### GOAL
Scan the lines below for the string "ORARIA" and copy every one that has it.

>> Start PROVIDED ENTRIES

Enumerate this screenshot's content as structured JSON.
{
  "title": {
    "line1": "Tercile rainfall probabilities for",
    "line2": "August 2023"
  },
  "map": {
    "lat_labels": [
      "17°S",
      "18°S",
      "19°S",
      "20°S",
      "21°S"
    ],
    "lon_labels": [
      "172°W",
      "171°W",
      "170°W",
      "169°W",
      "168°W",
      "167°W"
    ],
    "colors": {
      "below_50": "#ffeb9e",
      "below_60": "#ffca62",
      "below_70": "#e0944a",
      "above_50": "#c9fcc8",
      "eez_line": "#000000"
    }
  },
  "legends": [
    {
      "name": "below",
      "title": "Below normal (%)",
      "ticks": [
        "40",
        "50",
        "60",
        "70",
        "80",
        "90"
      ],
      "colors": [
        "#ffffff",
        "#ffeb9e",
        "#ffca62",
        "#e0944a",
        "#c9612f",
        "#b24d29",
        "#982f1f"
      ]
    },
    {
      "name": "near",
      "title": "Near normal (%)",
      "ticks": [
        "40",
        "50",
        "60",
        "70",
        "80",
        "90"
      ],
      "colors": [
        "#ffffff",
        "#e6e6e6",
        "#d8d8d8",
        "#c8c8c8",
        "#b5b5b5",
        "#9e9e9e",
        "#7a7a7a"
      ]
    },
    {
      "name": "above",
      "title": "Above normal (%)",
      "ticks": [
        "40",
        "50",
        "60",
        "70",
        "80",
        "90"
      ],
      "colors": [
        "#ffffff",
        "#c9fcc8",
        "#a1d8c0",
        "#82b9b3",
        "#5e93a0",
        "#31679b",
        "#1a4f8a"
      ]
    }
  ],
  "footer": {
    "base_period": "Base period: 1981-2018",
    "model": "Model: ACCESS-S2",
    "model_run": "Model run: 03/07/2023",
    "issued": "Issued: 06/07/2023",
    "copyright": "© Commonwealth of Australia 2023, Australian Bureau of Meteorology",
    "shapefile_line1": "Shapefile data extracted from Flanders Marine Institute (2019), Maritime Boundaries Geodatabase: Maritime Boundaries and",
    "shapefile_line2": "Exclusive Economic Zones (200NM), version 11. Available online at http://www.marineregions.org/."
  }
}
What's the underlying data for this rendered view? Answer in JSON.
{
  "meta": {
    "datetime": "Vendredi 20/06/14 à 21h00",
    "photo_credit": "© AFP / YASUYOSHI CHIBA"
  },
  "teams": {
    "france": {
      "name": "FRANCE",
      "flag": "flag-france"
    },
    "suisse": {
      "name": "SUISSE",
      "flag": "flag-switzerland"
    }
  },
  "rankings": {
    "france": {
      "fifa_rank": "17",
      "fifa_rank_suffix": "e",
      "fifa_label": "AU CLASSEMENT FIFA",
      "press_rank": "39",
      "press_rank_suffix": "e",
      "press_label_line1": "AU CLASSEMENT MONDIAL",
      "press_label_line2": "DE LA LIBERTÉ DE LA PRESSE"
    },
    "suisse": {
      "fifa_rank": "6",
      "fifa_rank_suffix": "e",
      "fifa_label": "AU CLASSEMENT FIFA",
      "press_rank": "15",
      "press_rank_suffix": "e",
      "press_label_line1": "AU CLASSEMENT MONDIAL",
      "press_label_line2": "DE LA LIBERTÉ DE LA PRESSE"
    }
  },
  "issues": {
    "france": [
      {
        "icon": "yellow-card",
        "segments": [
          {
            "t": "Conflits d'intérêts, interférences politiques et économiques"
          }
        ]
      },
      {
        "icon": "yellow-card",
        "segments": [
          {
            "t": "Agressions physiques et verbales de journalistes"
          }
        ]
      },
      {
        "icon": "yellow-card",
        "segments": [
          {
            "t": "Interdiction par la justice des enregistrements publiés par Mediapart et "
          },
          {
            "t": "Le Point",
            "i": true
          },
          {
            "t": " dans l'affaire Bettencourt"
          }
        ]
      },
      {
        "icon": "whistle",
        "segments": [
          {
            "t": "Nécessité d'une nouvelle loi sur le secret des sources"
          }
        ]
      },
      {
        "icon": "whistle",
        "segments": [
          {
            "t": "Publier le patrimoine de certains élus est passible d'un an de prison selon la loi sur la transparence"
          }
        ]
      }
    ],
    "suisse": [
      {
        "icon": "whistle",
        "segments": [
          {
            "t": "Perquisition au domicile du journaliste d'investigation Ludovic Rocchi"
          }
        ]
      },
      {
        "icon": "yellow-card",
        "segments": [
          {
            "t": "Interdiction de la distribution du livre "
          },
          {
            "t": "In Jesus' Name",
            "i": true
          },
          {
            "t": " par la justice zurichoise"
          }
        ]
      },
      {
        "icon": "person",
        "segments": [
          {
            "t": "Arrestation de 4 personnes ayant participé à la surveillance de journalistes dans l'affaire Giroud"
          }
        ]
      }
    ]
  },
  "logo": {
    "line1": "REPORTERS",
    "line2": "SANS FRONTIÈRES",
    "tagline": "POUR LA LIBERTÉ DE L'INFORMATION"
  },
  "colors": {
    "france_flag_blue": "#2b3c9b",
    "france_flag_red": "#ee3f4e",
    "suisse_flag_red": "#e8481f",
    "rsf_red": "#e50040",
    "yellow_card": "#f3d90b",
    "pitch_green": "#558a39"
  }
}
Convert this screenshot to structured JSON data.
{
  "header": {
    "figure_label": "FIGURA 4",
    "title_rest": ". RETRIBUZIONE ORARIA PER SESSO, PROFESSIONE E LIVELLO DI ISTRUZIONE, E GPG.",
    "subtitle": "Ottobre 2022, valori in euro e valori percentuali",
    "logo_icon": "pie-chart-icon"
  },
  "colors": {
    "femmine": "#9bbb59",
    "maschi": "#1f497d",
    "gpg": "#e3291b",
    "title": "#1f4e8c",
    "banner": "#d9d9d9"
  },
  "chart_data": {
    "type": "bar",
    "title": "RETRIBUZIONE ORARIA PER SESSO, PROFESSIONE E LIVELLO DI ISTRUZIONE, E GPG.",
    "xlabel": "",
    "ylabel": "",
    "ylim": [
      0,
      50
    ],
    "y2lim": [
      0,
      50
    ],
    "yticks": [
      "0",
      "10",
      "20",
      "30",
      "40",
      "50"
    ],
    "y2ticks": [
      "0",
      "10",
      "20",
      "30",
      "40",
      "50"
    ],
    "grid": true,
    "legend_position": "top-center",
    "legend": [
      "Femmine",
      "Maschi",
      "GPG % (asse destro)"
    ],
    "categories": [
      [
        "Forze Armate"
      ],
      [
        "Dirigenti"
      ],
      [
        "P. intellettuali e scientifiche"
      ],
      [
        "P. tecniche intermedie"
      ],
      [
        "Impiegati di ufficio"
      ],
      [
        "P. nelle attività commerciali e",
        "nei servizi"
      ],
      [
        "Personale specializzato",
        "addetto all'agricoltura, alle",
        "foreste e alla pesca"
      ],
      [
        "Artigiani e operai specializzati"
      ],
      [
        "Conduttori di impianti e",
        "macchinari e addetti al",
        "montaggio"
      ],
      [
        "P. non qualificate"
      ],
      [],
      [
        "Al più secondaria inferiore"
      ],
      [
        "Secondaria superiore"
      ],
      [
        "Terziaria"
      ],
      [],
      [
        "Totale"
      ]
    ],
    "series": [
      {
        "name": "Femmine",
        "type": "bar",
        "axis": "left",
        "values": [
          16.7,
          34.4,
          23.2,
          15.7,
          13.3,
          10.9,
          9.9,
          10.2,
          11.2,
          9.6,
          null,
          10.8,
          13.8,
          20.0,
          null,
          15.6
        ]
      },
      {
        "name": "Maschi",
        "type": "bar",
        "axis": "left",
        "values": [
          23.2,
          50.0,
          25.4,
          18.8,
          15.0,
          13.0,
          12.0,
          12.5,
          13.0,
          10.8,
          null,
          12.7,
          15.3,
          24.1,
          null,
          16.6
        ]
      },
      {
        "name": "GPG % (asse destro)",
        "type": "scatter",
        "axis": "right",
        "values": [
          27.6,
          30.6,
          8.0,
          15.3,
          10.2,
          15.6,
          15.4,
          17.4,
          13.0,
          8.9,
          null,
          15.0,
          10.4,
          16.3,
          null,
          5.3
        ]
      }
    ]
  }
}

>> End PROVIDED ENTRIES

### THE REPLY
    "title_rest": ". RETRIBUZIONE ORARIA PER SESSO, PROFESSIONE E LIVELLO DI ISTRUZIONE, E GPG.",
    "title": "RETRIBUZIONE ORARIA PER SESSO, PROFESSIONE E LIVELLO DI ISTRUZIONE, E GPG.",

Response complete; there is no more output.